What is expected → Copy out the whole listing exactly as written, leaving the pictures behind.

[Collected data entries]
□ □ □

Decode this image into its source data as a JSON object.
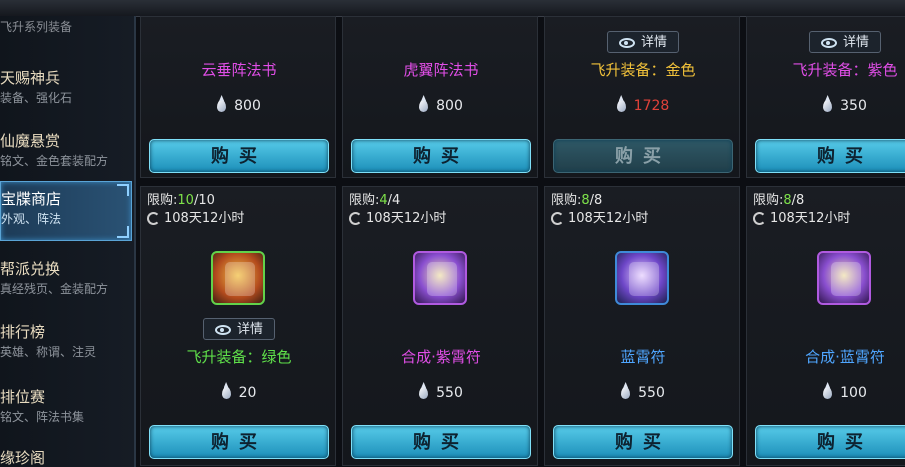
{
  "sidebar": {
    "top_label": "飞升系列装备",
    "items": [
      {
        "title": "天赐神兵",
        "sub": "装备、强化石"
      },
      {
        "title": "仙魔悬赏",
        "sub": "铭文、金色套装配方"
      },
      {
        "title": "宝牒商店",
        "sub": "外观、阵法"
      },
      {
        "title": "帮派兑换",
        "sub": "真经残页、金装配方"
      },
      {
        "title": "排行榜",
        "sub": "英雄、称谓、注灵"
      },
      {
        "title": "排位赛",
        "sub": "铭文、阵法书集"
      },
      {
        "title": "缘珍阁",
        "sub": ""
      }
    ]
  },
  "buy_label": "购买",
  "detail_label": "详情",
  "top_row": [
    {
      "name": "云垂阵法书",
      "price": "800",
      "price_color": "#e8eaee",
      "name_color": "#e04ee6",
      "detail": false,
      "buy_enabled": true
    },
    {
      "name": "虎翼阵法书",
      "price": "800",
      "price_color": "#e8eaee",
      "name_color": "#e04ee6",
      "detail": false,
      "buy_enabled": true
    },
    {
      "name": "飞升装备：金色",
      "price": "1728",
      "price_color": "#e0423a",
      "name_color": "#f2c23a",
      "detail": true,
      "buy_enabled": false
    },
    {
      "name": "飞升装备：紫色",
      "price": "350",
      "price_color": "#e8eaee",
      "name_color": "#e04ee6",
      "detail": true,
      "buy_enabled": true
    }
  ],
  "bottom_row": [
    {
      "limit_label": "限购:",
      "limit_have": "10",
      "limit_total": "/10",
      "timer": "108天12小时",
      "name": "飞升装备：绿色",
      "name_color": "#5fe04a",
      "price": "20",
      "detail": true,
      "icon": "gift-box-icon"
    },
    {
      "limit_label": "限购:",
      "limit_have": "4",
      "limit_total": "/4",
      "timer": "108天12小时",
      "name": "合成·紫霄符",
      "name_color": "#e04ee6",
      "price": "550",
      "detail": false,
      "icon": "purple-scroll-icon"
    },
    {
      "limit_label": "限购:",
      "limit_have": "8",
      "limit_total": "/8",
      "timer": "108天12小时",
      "name": "蓝霄符",
      "name_color": "#4fa6ff",
      "price": "550",
      "detail": false,
      "icon": "blue-scroll-icon"
    },
    {
      "limit_label": "限购:",
      "limit_have": "8",
      "limit_total": "/8",
      "timer": "108天12小时",
      "name": "合成·蓝霄符",
      "name_color": "#4fa6ff",
      "price": "100",
      "detail": false,
      "icon": "purple-scroll-icon"
    }
  ]
}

□ □ □

Output for this task →
Decode this image into its source data as a JSON object.
{
  "sidebar": {
    "top_label": "飞升系列装备",
    "items": [
      {
        "title": "天赐神兵",
        "sub": "装备、强化石"
      },
      {
        "title": "仙魔悬赏",
        "sub": "铭文、金色套装配方"
      },
      {
        "title": "宝牒商店",
        "sub": "外观、阵法"
      },
      {
        "title": "帮派兑换",
        "sub": "真经残页、金装配方"
      },
      {
        "title": "排行榜",
        "sub": "英雄、称谓、注灵"
      },
      {
        "title": "排位赛",
        "sub": "铭文、阵法书集"
      },
      {
        "title": "缘珍阁",
        "sub": ""
      }
    ]
  },
  "buy_label": "购买",
  "detail_label": "详情",
  "top_row": [
    {
      "name": "云垂阵法书",
      "price": "800",
      "price_color": "#e8eaee",
      "name_color": "#e04ee6",
      "detail": false,
      "buy_enabled": true
    },
    {
      "name": "虎翼阵法书",
      "price": "800",
      "price_color": "#e8eaee",
      "name_color": "#e04ee6",
      "detail": false,
      "buy_enabled": true
    },
    {
      "name": "飞升装备：金色",
      "price": "1728",
      "price_color": "#e0423a",
      "name_color": "#f2c23a",
      "detail": true,
      "buy_enabled": false
    },
    {
      "name": "飞升装备：紫色",
      "price": "350",
      "price_color": "#e8eaee",
      "name_color": "#e04ee6",
      "detail": true,
      "buy_enabled": true
    }
  ],
  "bottom_row": [
    {
      "limit_label": "限购:",
      "limit_have": "10",
      "limit_total": "/10",
      "timer": "108天12小时",
      "name": "飞升装备：绿色",
      "name_color": "#5fe04a",
      "price": "20",
      "detail": true,
      "icon": "gift-box-icon"
    },
    {
      "limit_label": "限购:",
      "limit_have": "4",
      "limit_total": "/4",
      "timer": "108天12小时",
      "name": "合成·紫霄符",
      "name_color": "#e04ee6",
      "price": "550",
      "detail": false,
      "icon": "purple-scroll-icon"
    },
    {
      "limit_label": "限购:",
      "limit_have": "8",
      "limit_total": "/8",
      "timer": "108天12小时",
      "name": "蓝霄符",
      "name_color": "#4fa6ff",
      "price": "550",
      "detail": false,
      "icon": "blue-scroll-icon"
    },
    {
      "limit_label": "限购:",
      "limit_have": "8",
      "limit_total": "/8",
      "timer": "108天12小时",
      "name": "合成·蓝霄符",
      "name_color": "#4fa6ff",
      "price": "100",
      "detail": false,
      "icon": "purple-scroll-icon"
    }
  ]
}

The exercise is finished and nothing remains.